Data records —
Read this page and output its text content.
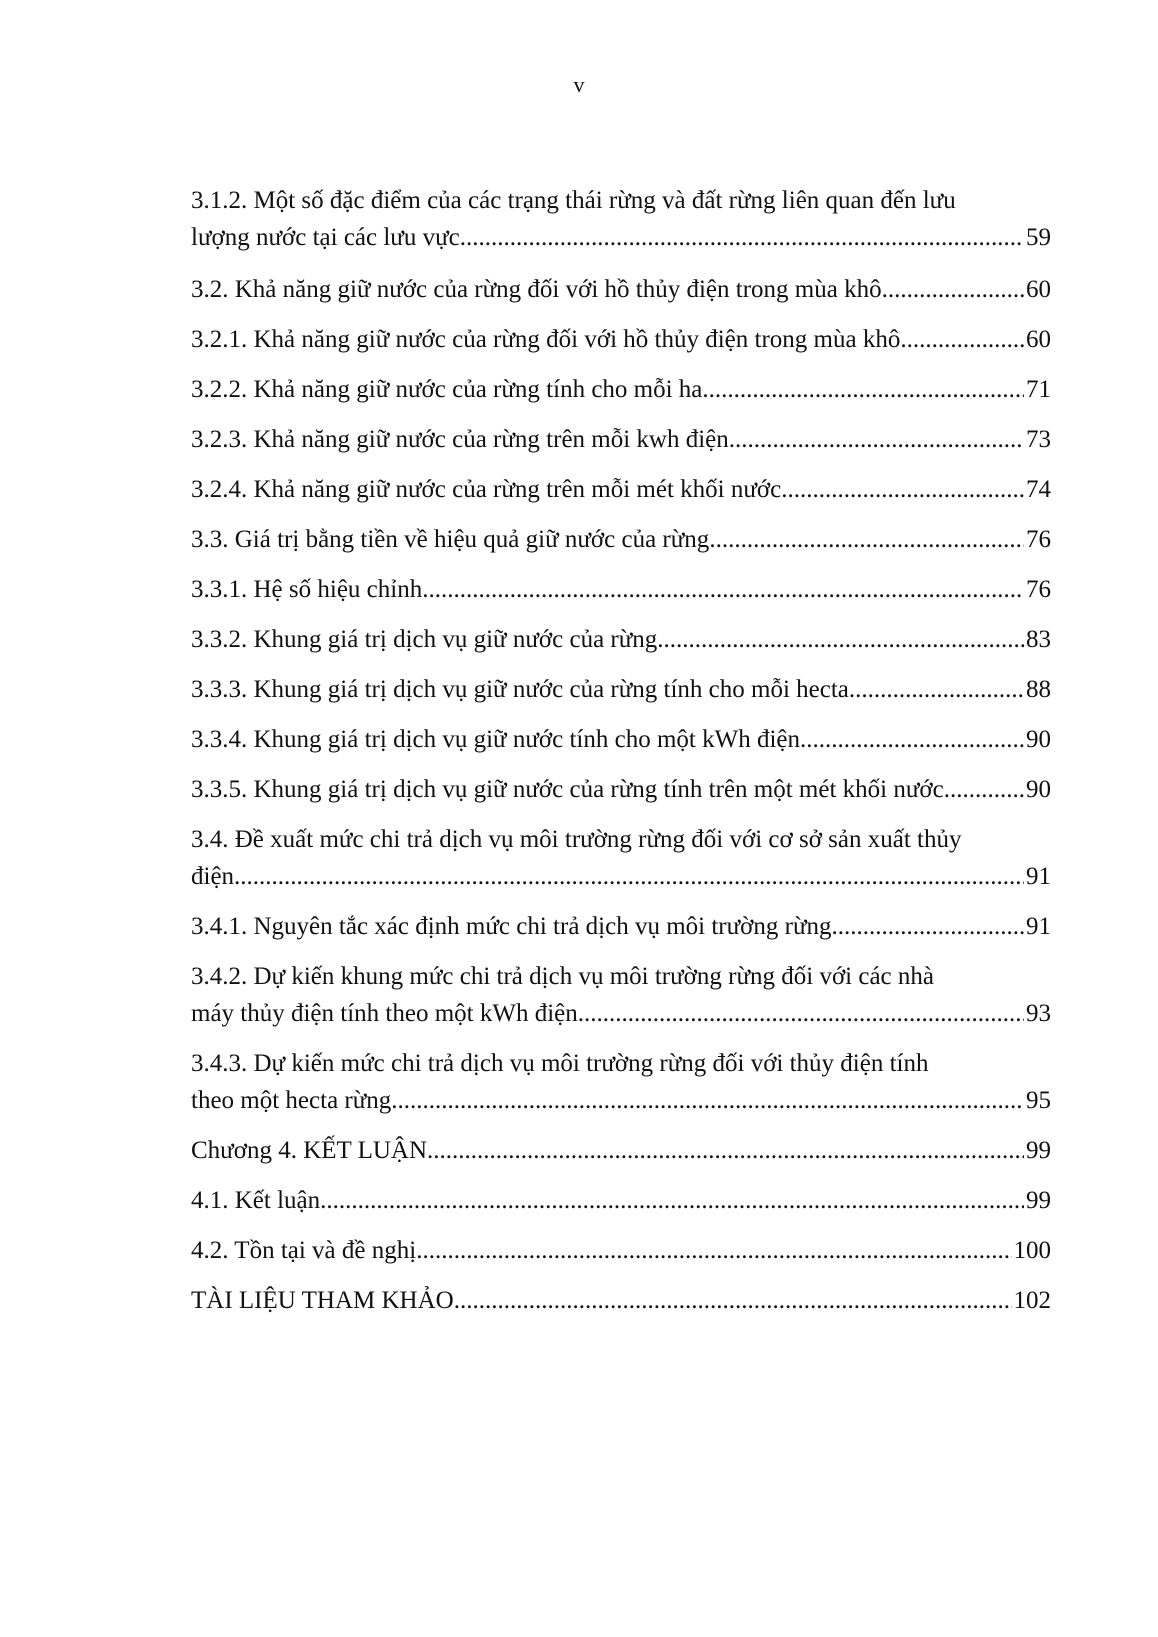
v
3.1.2. Một số đặc điểm của các trạng thái rừng và đất rừng liên quan đến lưu
lượng nước tại các lưu vực .....	59
3.2. Khả năng giữ nước của rừng đối với hồ thủy điện trong mùa khô .....	60
3.2.1. Khả năng giữ nước của rừng đối với hồ thủy điện trong mùa khô .....	60
3.2.2. Khả năng giữ nước của rừng tính cho mỗi ha .....	71
3.2.3. Khả năng giữ nước của rừng trên mỗi kwh điện .....	73
3.2.4. Khả năng giữ nước của rừng trên mỗi mét khối nước .....	74
3.3. Giá trị bằng tiền về hiệu quả giữ nước của rừng .....	76
3.3.1. Hệ số hiệu chỉnh .....	76
3.3.2. Khung giá trị dịch vụ giữ nước của rừng .....	83
3.3.3. Khung giá trị dịch vụ giữ nước của rừng tính cho mỗi hecta .....	88
3.3.4. Khung giá trị dịch vụ giữ nước tính cho một kWh điện .....	90
3.3.5. Khung giá trị dịch vụ giữ nước của rừng tính trên một mét khối nước .....	90
3.4. Đề xuất mức chi trả dịch vụ môi trường rừng đối với cơ sở sản xuất thủy
điện .....	91
3.4.1. Nguyên tắc xác định mức chi trả dịch vụ môi trường rừng .....	91
3.4.2. Dự kiến khung mức chi trả dịch vụ môi trường rừng đối với các nhà
máy thủy điện tính theo một kWh điện .....	93
3.4.3. Dự kiến mức chi trả dịch vụ môi trường rừng đối với thủy điện tính
theo một hecta rừng .....	95
Chương 4. KẾT LUẬN .....	99
4.1. Kết luận .....	99
4.2. Tồn tại và đề nghị .....	100
TÀI LIỆU THAM KHẢO .....	102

Problem requirements —
Reproduce the listing word for word and omit its pictures.

Solution to this task —
Read this page and output its text content.
v
3.1.2. Một số đặc điểm của các trạng thái rừng và đất rừng liên quan đến lưu
lượng nước tại các lưu vực .....	59
3.2. Khả năng giữ nước của rừng đối với hồ thủy điện trong mùa khô .....	60
3.2.1. Khả năng giữ nước của rừng đối với hồ thủy điện trong mùa khô .....	60
3.2.2. Khả năng giữ nước của rừng tính cho mỗi ha .....	71
3.2.3. Khả năng giữ nước của rừng trên mỗi kwh điện .....	73
3.2.4. Khả năng giữ nước của rừng trên mỗi mét khối nước .....	74
3.3. Giá trị bằng tiền về hiệu quả giữ nước của rừng .....	76
3.3.1. Hệ số hiệu chỉnh .....	76
3.3.2. Khung giá trị dịch vụ giữ nước của rừng .....	83
3.3.3. Khung giá trị dịch vụ giữ nước của rừng tính cho mỗi hecta .....	88
3.3.4. Khung giá trị dịch vụ giữ nước tính cho một kWh điện .....	90
3.3.5. Khung giá trị dịch vụ giữ nước của rừng tính trên một mét khối nước .....	90
3.4. Đề xuất mức chi trả dịch vụ môi trường rừng đối với cơ sở sản xuất thủy
điện .....	91
3.4.1. Nguyên tắc xác định mức chi trả dịch vụ môi trường rừng .....	91
3.4.2. Dự kiến khung mức chi trả dịch vụ môi trường rừng đối với các nhà
máy thủy điện tính theo một kWh điện .....	93
3.4.3. Dự kiến mức chi trả dịch vụ môi trường rừng đối với thủy điện tính
theo một hecta rừng .....	95
Chương 4. KẾT LUẬN .....	99
4.1. Kết luận .....	99
4.2. Tồn tại và đề nghị .....	100
TÀI LIỆU THAM KHẢO .....	102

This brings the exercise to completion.